What you need to do – Skip any picture you find and retype all the remaining lines exactly.

Material for the task –

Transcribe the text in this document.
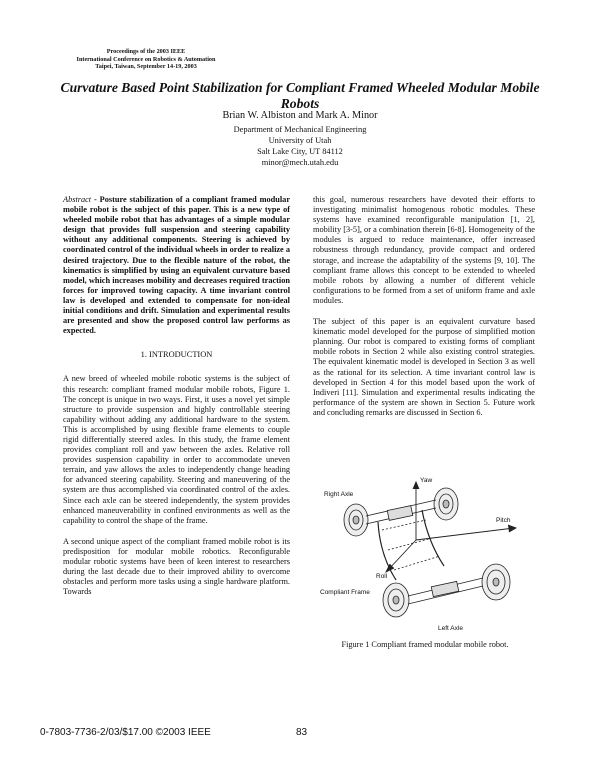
Proceedings of the 2003 IEEE
International Conference on Robotics & Automation
Taipei, Taiwan, September 14-19, 2003
Curvature Based Point Stabilization for Compliant Framed Wheeled Modular Mobile Robots
Brian W. Albiston and Mark A. Minor
Department of Mechanical Engineering
University of Utah
Salt Lake City, UT 84112
minor@mech.utah.edu

Abstract - Posture stabilization of a compliant framed modular mobile robot is the subject of this paper. This is a new type of wheeled mobile robot that has advantages of a simple modular design that provides full suspension and steering capability without any additional components. Steering is achieved by coordinated control of the individual wheels in order to realize a desired trajectory. Due to the flexible nature of the robot, the kinematics is simplified by using an equivalent curvature based model, which increases mobility and decreases required traction forces for improved towing capacity. A time invariant control law is developed and extended to compensate for non-ideal initial conditions and drift. Simulation and experimental results are presented and show the proposed control law performs as expected.

1. INTRODUCTION

A new breed of wheeled mobile robotic systems is the subject of this research: compliant framed modular mobile robots, Figure 1. The concept is unique in two ways. First, it uses a novel yet simple structure to provide suspension and highly controllable steering capability without adding any additional hardware to the system. This is accomplished by using flexible frame elements to couple rigid differentially steered axles. In this study, the frame element provides compliant roll and yaw between the axles. Relative roll provides suspension capability in order to accommodate uneven terrain, and yaw allows the axles to independently change heading for advanced steering capability. Steering and maneuvering of the system are thus accomplished via coordinated control of the axles. Since each axle can be steered independently, the system provides enhanced maneuverability in confined environments as well as the capability to control the shape of the frame.

A second unique aspect of the compliant framed mobile robot is its predisposition for modular mobile robotics. Reconfigurable modular robotic systems have been of keen interest to researchers during the last decade due to their improved ability to overcome obstacles and perform more tasks using a single hardware platform. Towards

this goal, numerous researchers have devoted their efforts to investigating minimalist homogenous robotic modules. These systems have examined reconfigurable manipulation [1, 2], mobility [3-5], or a combination therein [6-8]. Homogeneity of the modules is argued to reduce maintenance, offer increased robustness through redundancy, provide compact and ordered storage, and increase the adaptability of the systems [9, 10]. The compliant frame allows this concept to be extended to wheeled mobile robots by allowing a number of different vehicle configurations to be formed from a set of uniform frame and axle modules.

The subject of this paper is an equivalent curvature based kinematic model developed for the purpose of simplified motion planning. Our robot is compared to existing forms of compliant mobile robots in Section 2 while also existing control strategies. The equivalent kinematic model is developed in Section 3 as well as the rational for its selection. A time invariant control law is developed in Section 4 for this model based upon the work of Indiveri [11]. Simulation and experimental results indicating the performance of the system are shown in Section 5. Future work and concluding remarks are discussed in Section 6.

Right Axle
Yaw
Pitch
Roll
Compliant Frame
Left Axle
Figure 1 Compliant framed modular mobile robot.
0-7803-7736-2/03/$17.00 ©2003 IEEE	83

Result below –
Transcribe the text in this document.
Proceedings of the 2003 IEEE
International Conference on Robotics & Automation
Taipei, Taiwan, September 14-19, 2003
Curvature Based Point Stabilization for Compliant Framed Wheeled Modular Mobile Robots
Brian W. Albiston and Mark A. Minor
Department of Mechanical Engineering
University of Utah
Salt Lake City, UT 84112
minor@mech.utah.edu

Abstract - Posture stabilization of a compliant framed modular mobile robot is the subject of this paper. This is a new type of wheeled mobile robot that has advantages of a simple modular design that provides full suspension and steering capability without any additional components. Steering is achieved by coordinated control of the individual wheels in order to realize a desired trajectory. Due to the flexible nature of the robot, the kinematics is simplified by using an equivalent curvature based model, which increases mobility and decreases required traction forces for improved towing capacity. A time invariant control law is developed and extended to compensate for non-ideal initial conditions and drift. Simulation and experimental results are presented and show the proposed control law performs as expected.

1. INTRODUCTION

A new breed of wheeled mobile robotic systems is the subject of this research: compliant framed modular mobile robots, Figure 1. The concept is unique in two ways. First, it uses a novel yet simple structure to provide suspension and highly controllable steering capability without adding any additional hardware to the system. This is accomplished by using flexible frame elements to couple rigid differentially steered axles. In this study, the frame element provides compliant roll and yaw between the axles. Relative roll provides suspension capability in order to accommodate uneven terrain, and yaw allows the axles to independently change heading for advanced steering capability. Steering and maneuvering of the system are thus accomplished via coordinated control of the axles. Since each axle can be steered independently, the system provides enhanced maneuverability in confined environments as well as the capability to control the shape of the frame.

A second unique aspect of the compliant framed mobile robot is its predisposition for modular mobile robotics. Reconfigurable modular robotic systems have been of keen interest to researchers during the last decade due to their improved ability to overcome obstacles and perform more tasks using a single hardware platform. Towards

this goal, numerous researchers have devoted their efforts to investigating minimalist homogenous robotic modules. These systems have examined reconfigurable manipulation [1, 2], mobility [3-5], or a combination therein [6-8]. Homogeneity of the modules is argued to reduce maintenance, offer increased robustness through redundancy, provide compact and ordered storage, and increase the adaptability of the systems [9, 10]. The compliant frame allows this concept to be extended to wheeled mobile robots by allowing a number of different vehicle configurations to be formed from a set of uniform frame and axle modules.

The subject of this paper is an equivalent curvature based kinematic model developed for the purpose of simplified motion planning. Our robot is compared to existing forms of compliant mobile robots in Section 2 while also existing control strategies. The equivalent kinematic model is developed in Section 3 as well as the rational for its selection. A time invariant control law is developed in Section 4 for this model based upon the work of Indiveri [11]. Simulation and experimental results indicating the performance of the system are shown in Section 5. Future work and concluding remarks are discussed in Section 6.

Right Axle
Yaw
Pitch
Roll
Compliant Frame
Left Axle
Figure 1 Compliant framed modular mobile robot.
0-7803-7736-2/03/$17.00 ©2003 IEEE	83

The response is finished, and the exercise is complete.